• _Job_:
All of the lines below are to be printed again exactly; images are excluded from the output.

• _Data in this exercise_:
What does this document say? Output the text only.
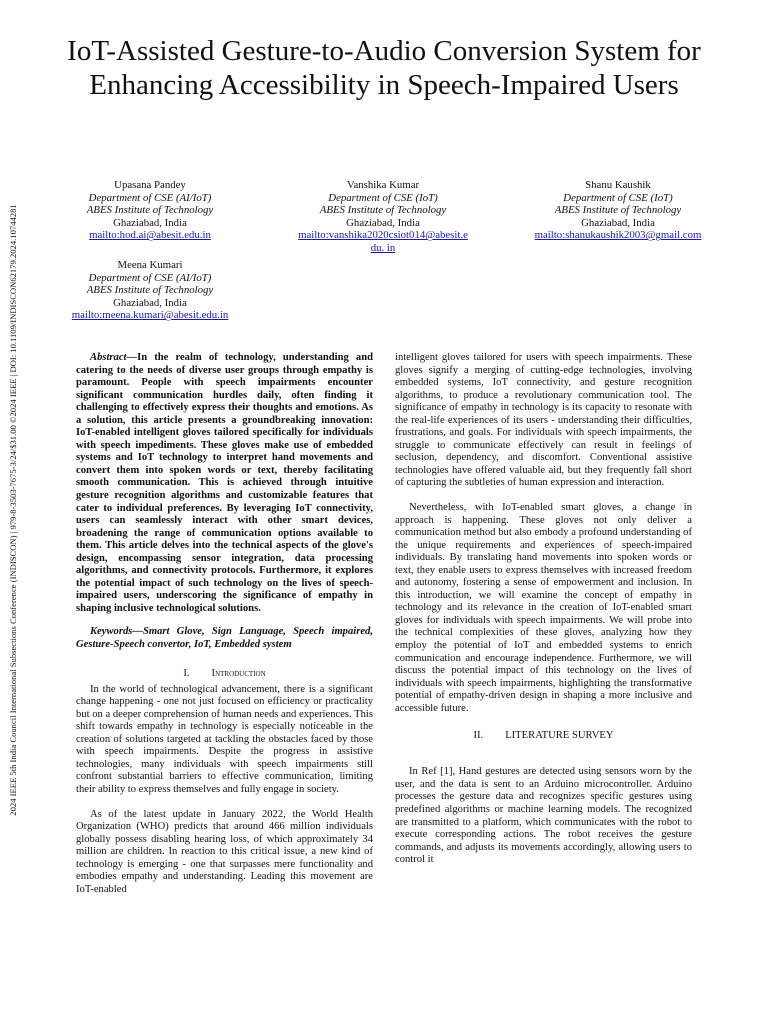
IoT-Assisted Gesture-to-Audio Conversion System for Enhancing Accessibility in Speech-Impaired Users
2024 IEEE 5th India Council International Subsections Conference (INDISCON) | 979-8-3503-7675-3/24/$31.00 ©2024 IEEE | DOI: 10.1109/INDISCON62179.2024.10744281
Upasana Pandey
Department of CSE (AI/IoT)
ABES Institute of Technology
Ghaziabad, India
mailto:hod.ai@abesit.edu.in
Vanshika Kumar
Department of CSE (IoT)
ABES Institute of Technology
Ghaziabad, India
mailto:vanshika2020csiot014@abesit.e
du. in
Shanu Kaushik
Department of CSE (IoT)
ABES Institute of Technology
Ghaziabad, India
mailto:shanukaushik2003@gmail.com
Meena Kumari
Department of CSE (AI/IoT)
ABES Institute of Technology
Ghaziabad, India
mailto:meena.kumari@abesit.edu.in

Abstract—In the realm of technology, understanding and catering to the needs of diverse user groups through empathy is paramount. People with speech impairments encounter significant communication hurdles daily, often finding it challenging to effectively express their thoughts and emotions. As a solution, this article presents a groundbreaking innovation: IoT-enabled intelligent gloves tailored specifically for individuals with speech impediments. These gloves make use of embedded systems and IoT technology to interpret hand movements and convert them into spoken words or text, thereby facilitating smooth communication. This is achieved through intuitive gesture recognition algorithms and customizable features that cater to individual preferences. By leveraging IoT connectivity, users can seamlessly interact with other smart devices, broadening the range of communication options available to them. This article delves into the technical aspects of the glove's design, encompassing sensor integration, data processing algorithms, and connectivity protocols. Furthermore, it explores the potential impact of such technology on the lives of speech-impaired users, underscoring the significance of empathy in shaping inclusive technological solutions.

Keywords—Smart Glove, Sign Language, Speech impaired, Gesture-Speech convertor, IoT, Embedded system

I. Introduction

In the world of technological advancement, there is a significant change happening - one not just focused on efficiency or practicality but on a deeper comprehension of human needs and experiences. This shift towards empathy in technology is especially noticeable in the creation of solutions targeted at tackling the obstacles faced by those with speech impairments. Despite the progress in assistive technologies, many individuals with speech impairments still confront substantial barriers to effective communication, limiting their ability to express themselves and fully engage in society.

As of the latest update in January 2022, the World Health Organization (WHO) predicts that around 466 million individuals globally possess disabling hearing loss, of which approximately 34 million are children. In reaction to this critical issue, a new kind of technology is emerging - one that surpasses mere functionality and embodies empathy and understanding. Leading this movement are IoT-enabled

intelligent gloves tailored for users with speech impairments. These gloves signify a merging of cutting-edge technologies, involving embedded systems, IoT connectivity, and gesture recognition algorithms, to produce a revolutionary communication tool. The significance of empathy in technology is its capacity to resonate with the real-life experiences of its users - understanding their difficulties, frustrations, and goals. For individuals with speech impairments, the struggle to communicate effectively can result in feelings of seclusion, dependency, and discomfort. Conventional assistive technologies have offered valuable aid, but they frequently fall short of capturing the subtleties of human expression and interaction.

Nevertheless, with IoT-enabled smart gloves, a change in approach is happening. These gloves not only deliver a communication method but also embody a profound understanding of the unique requirements and experiences of speech-impaired individuals. By translating hand movements into spoken words or text, they enable users to express themselves with increased freedom and autonomy, fostering a sense of empowerment and inclusion. In this introduction, we will examine the concept of empathy in technology and its relevance in the creation of IoT-enabled smart gloves for individuals with speech impairments. We will probe into the technical complexities of these gloves, analyzing how they employ the potential of IoT and embedded systems to enrich communication and encourage independence. Furthermore, we will discuss the potential impact of this technology on the lives of individuals with speech impairments, highlighting the transformative potential of empathy-driven design in shaping a more inclusive and accessible future.

II. LITERATURE SURVEY

In Ref [1], Hand gestures are detected using sensors worn by the user, and the data is sent to an Arduino microcontroller. Arduino processes the gesture data and recognizes specific gestures using predefined algorithms or machine learning models. The recognized are transmitted to a platform, which communicates with the robot to execute corresponding actions. The robot receives the gesture commands, and adjusts its movements accordingly, allowing users to control it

• _Result of the task_:
What does this document say? Output the text only.
IoT-Assisted Gesture-to-Audio Conversion System for Enhancing Accessibility in Speech-Impaired Users
2024 IEEE 5th India Council International Subsections Conference (INDISCON) | 979-8-3503-7675-3/24/$31.00 ©2024 IEEE | DOI: 10.1109/INDISCON62179.2024.10744281
Upasana Pandey
Department of CSE (AI/IoT)
ABES Institute of Technology
Ghaziabad, India
mailto:hod.ai@abesit.edu.in
Vanshika Kumar
Department of CSE (IoT)
ABES Institute of Technology
Ghaziabad, India
mailto:vanshika2020csiot014@abesit.e
du. in
Shanu Kaushik
Department of CSE (IoT)
ABES Institute of Technology
Ghaziabad, India
mailto:shanukaushik2003@gmail.com
Meena Kumari
Department of CSE (AI/IoT)
ABES Institute of Technology
Ghaziabad, India
mailto:meena.kumari@abesit.edu.in

Abstract—In the realm of technology, understanding and catering to the needs of diverse user groups through empathy is paramount. People with speech impairments encounter significant communication hurdles daily, often finding it challenging to effectively express their thoughts and emotions. As a solution, this article presents a groundbreaking innovation: IoT-enabled intelligent gloves tailored specifically for individuals with speech impediments. These gloves make use of embedded systems and IoT technology to interpret hand movements and convert them into spoken words or text, thereby facilitating smooth communication. This is achieved through intuitive gesture recognition algorithms and customizable features that cater to individual preferences. By leveraging IoT connectivity, users can seamlessly interact with other smart devices, broadening the range of communication options available to them. This article delves into the technical aspects of the glove's design, encompassing sensor integration, data processing algorithms, and connectivity protocols. Furthermore, it explores the potential impact of such technology on the lives of speech-impaired users, underscoring the significance of empathy in shaping inclusive technological solutions.

Keywords—Smart Glove, Sign Language, Speech impaired, Gesture-Speech convertor, IoT, Embedded system

I. Introduction

In the world of technological advancement, there is a significant change happening - one not just focused on efficiency or practicality but on a deeper comprehension of human needs and experiences. This shift towards empathy in technology is especially noticeable in the creation of solutions targeted at tackling the obstacles faced by those with speech impairments. Despite the progress in assistive technologies, many individuals with speech impairments still confront substantial barriers to effective communication, limiting their ability to express themselves and fully engage in society.

As of the latest update in January 2022, the World Health Organization (WHO) predicts that around 466 million individuals globally possess disabling hearing loss, of which approximately 34 million are children. In reaction to this critical issue, a new kind of technology is emerging - one that surpasses mere functionality and embodies empathy and understanding. Leading this movement are IoT-enabled

intelligent gloves tailored for users with speech impairments. These gloves signify a merging of cutting-edge technologies, involving embedded systems, IoT connectivity, and gesture recognition algorithms, to produce a revolutionary communication tool. The significance of empathy in technology is its capacity to resonate with the real-life experiences of its users - understanding their difficulties, frustrations, and goals. For individuals with speech impairments, the struggle to communicate effectively can result in feelings of seclusion, dependency, and discomfort. Conventional assistive technologies have offered valuable aid, but they frequently fall short of capturing the subtleties of human expression and interaction.

Nevertheless, with IoT-enabled smart gloves, a change in approach is happening. These gloves not only deliver a communication method but also embody a profound understanding of the unique requirements and experiences of speech-impaired individuals. By translating hand movements into spoken words or text, they enable users to express themselves with increased freedom and autonomy, fostering a sense of empowerment and inclusion. In this introduction, we will examine the concept of empathy in technology and its relevance in the creation of IoT-enabled smart gloves for individuals with speech impairments. We will probe into the technical complexities of these gloves, analyzing how they employ the potential of IoT and embedded systems to enrich communication and encourage independence. Furthermore, we will discuss the potential impact of this technology on the lives of individuals with speech impairments, highlighting the transformative potential of empathy-driven design in shaping a more inclusive and accessible future.

II. LITERATURE SURVEY

In Ref [1], Hand gestures are detected using sensors worn by the user, and the data is sent to an Arduino microcontroller. Arduino processes the gesture data and recognizes specific gestures using predefined algorithms or machine learning models. The recognized are transmitted to a platform, which communicates with the robot to execute corresponding actions. The robot receives the gesture commands, and adjusts its movements accordingly, allowing users to control it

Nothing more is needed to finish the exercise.